## WHAT YOU HAVE TO DO
The data below is to be returned in full and exactly.

[Figure contents as structured data]

▬▬▬▬▬▬

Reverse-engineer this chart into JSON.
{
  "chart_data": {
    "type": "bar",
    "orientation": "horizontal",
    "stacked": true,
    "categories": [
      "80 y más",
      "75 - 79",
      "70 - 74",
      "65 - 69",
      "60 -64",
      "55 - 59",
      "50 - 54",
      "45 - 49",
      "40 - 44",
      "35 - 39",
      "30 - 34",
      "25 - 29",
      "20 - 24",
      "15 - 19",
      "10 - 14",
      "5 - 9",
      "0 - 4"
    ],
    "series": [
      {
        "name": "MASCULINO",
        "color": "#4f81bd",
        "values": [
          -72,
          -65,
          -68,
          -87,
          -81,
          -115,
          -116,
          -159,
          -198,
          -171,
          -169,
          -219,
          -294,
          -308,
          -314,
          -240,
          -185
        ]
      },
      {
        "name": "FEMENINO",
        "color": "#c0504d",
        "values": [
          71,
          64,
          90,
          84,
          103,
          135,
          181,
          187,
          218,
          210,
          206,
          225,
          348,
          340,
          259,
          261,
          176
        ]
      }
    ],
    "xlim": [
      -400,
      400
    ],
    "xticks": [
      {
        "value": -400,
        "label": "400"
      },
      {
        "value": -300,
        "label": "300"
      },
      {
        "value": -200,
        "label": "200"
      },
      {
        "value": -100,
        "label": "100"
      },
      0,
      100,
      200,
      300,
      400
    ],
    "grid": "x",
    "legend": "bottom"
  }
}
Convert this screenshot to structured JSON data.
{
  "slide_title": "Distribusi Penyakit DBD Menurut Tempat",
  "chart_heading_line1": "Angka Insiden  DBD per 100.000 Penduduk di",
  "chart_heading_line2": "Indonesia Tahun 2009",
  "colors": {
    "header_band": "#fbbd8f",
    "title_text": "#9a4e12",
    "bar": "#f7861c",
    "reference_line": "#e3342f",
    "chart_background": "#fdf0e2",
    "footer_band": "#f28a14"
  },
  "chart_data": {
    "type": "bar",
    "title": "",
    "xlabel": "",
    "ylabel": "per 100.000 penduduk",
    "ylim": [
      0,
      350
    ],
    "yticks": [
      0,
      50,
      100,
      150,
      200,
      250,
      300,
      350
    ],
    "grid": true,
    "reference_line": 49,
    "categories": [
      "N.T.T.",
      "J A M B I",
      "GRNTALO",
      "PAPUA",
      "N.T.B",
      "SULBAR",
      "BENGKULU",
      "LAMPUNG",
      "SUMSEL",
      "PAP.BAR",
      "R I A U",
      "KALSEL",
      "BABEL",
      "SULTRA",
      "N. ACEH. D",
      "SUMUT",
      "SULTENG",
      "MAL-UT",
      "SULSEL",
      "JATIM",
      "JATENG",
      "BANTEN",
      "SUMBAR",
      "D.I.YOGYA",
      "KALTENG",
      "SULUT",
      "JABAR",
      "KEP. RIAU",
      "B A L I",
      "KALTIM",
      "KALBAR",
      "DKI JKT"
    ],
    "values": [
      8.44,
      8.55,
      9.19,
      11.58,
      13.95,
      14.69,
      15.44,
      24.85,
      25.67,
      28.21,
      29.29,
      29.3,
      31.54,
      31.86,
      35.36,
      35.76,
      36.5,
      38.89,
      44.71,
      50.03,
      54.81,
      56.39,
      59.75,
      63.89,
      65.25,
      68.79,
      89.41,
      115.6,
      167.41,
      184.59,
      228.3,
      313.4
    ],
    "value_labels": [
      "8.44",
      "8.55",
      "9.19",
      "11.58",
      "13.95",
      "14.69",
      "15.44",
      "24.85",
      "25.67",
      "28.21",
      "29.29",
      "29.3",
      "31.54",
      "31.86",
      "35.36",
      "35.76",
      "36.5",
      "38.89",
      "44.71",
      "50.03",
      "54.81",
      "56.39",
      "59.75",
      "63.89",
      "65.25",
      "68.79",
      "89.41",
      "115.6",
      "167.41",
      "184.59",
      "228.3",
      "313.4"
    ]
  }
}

▬▬▬▬▬▬

## CORRECT OUTPUT
Reverse-engineer this chart into JSON.
{
  "chart_data": {
    "type": "bar",
    "orientation": "horizontal",
    "stacked": true,
    "categories": [
      "80 y más",
      "75 - 79",
      "70 - 74",
      "65 - 69",
      "60 -64",
      "55 - 59",
      "50 - 54",
      "45 - 49",
      "40 - 44",
      "35 - 39",
      "30 - 34",
      "25 - 29",
      "20 - 24",
      "15 - 19",
      "10 - 14",
      "5 - 9",
      "0 - 4"
    ],
    "series": [
      {
        "name": "MASCULINO",
        "color": "#4f81bd",
        "values": [
          -72,
          -65,
          -68,
          -87,
          -81,
          -115,
          -116,
          -159,
          -198,
          -171,
          -169,
          -219,
          -294,
          -308,
          -314,
          -240,
          -185
        ]
      },
      {
        "name": "FEMENINO",
        "color": "#c0504d",
        "values": [
          71,
          64,
          90,
          84,
          103,
          135,
          181,
          187,
          218,
          210,
          206,
          225,
          348,
          340,
          259,
          261,
          176
        ]
      }
    ],
    "xlim": [
      -400,
      400
    ],
    "xticks": [
      {
        "value": -400,
        "label": "400"
      },
      {
        "value": -300,
        "label": "300"
      },
      {
        "value": -200,
        "label": "200"
      },
      {
        "value": -100,
        "label": "100"
      },
      0,
      100,
      200,
      300,
      400
    ],
    "grid": "x",
    "legend": "bottom"
  }
}
Convert this screenshot to structured JSON data.
{
  "slide_title": "Distribusi Penyakit DBD Menurut Tempat",
  "chart_heading_line1": "Angka Insiden  DBD per 100.000 Penduduk di",
  "chart_heading_line2": "Indonesia Tahun 2009",
  "colors": {
    "header_band": "#fbbd8f",
    "title_text": "#9a4e12",
    "bar": "#f7861c",
    "reference_line": "#e3342f",
    "chart_background": "#fdf0e2",
    "footer_band": "#f28a14"
  },
  "chart_data": {
    "type": "bar",
    "title": "",
    "xlabel": "",
    "ylabel": "per 100.000 penduduk",
    "ylim": [
      0,
      350
    ],
    "yticks": [
      0,
      50,
      100,
      150,
      200,
      250,
      300,
      350
    ],
    "grid": true,
    "reference_line": 49,
    "categories": [
      "N.T.T.",
      "J A M B I",
      "GRNTALO",
      "PAPUA",
      "N.T.B",
      "SULBAR",
      "BENGKULU",
      "LAMPUNG",
      "SUMSEL",
      "PAP.BAR",
      "R I A U",
      "KALSEL",
      "BABEL",
      "SULTRA",
      "N. ACEH. D",
      "SUMUT",
      "SULTENG",
      "MAL-UT",
      "SULSEL",
      "JATIM",
      "JATENG",
      "BANTEN",
      "SUMBAR",
      "D.I.YOGYA",
      "KALTENG",
      "SULUT",
      "JABAR",
      "KEP. RIAU",
      "B A L I",
      "KALTIM",
      "KALBAR",
      "DKI JKT"
    ],
    "values": [
      8.44,
      8.55,
      9.19,
      11.58,
      13.95,
      14.69,
      15.44,
      24.85,
      25.67,
      28.21,
      29.29,
      29.3,
      31.54,
      31.86,
      35.36,
      35.76,
      36.5,
      38.89,
      44.71,
      50.03,
      54.81,
      56.39,
      59.75,
      63.89,
      65.25,
      68.79,
      89.41,
      115.6,
      167.41,
      184.59,
      228.3,
      313.4
    ],
    "value_labels": [
      "8.44",
      "8.55",
      "9.19",
      "11.58",
      "13.95",
      "14.69",
      "15.44",
      "24.85",
      "25.67",
      "28.21",
      "29.29",
      "29.3",
      "31.54",
      "31.86",
      "35.36",
      "35.76",
      "36.5",
      "38.89",
      "44.71",
      "50.03",
      "54.81",
      "56.39",
      "59.75",
      "63.89",
      "65.25",
      "68.79",
      "89.41",
      "115.6",
      "167.41",
      "184.59",
      "228.3",
      "313.4"
    ]
  }
}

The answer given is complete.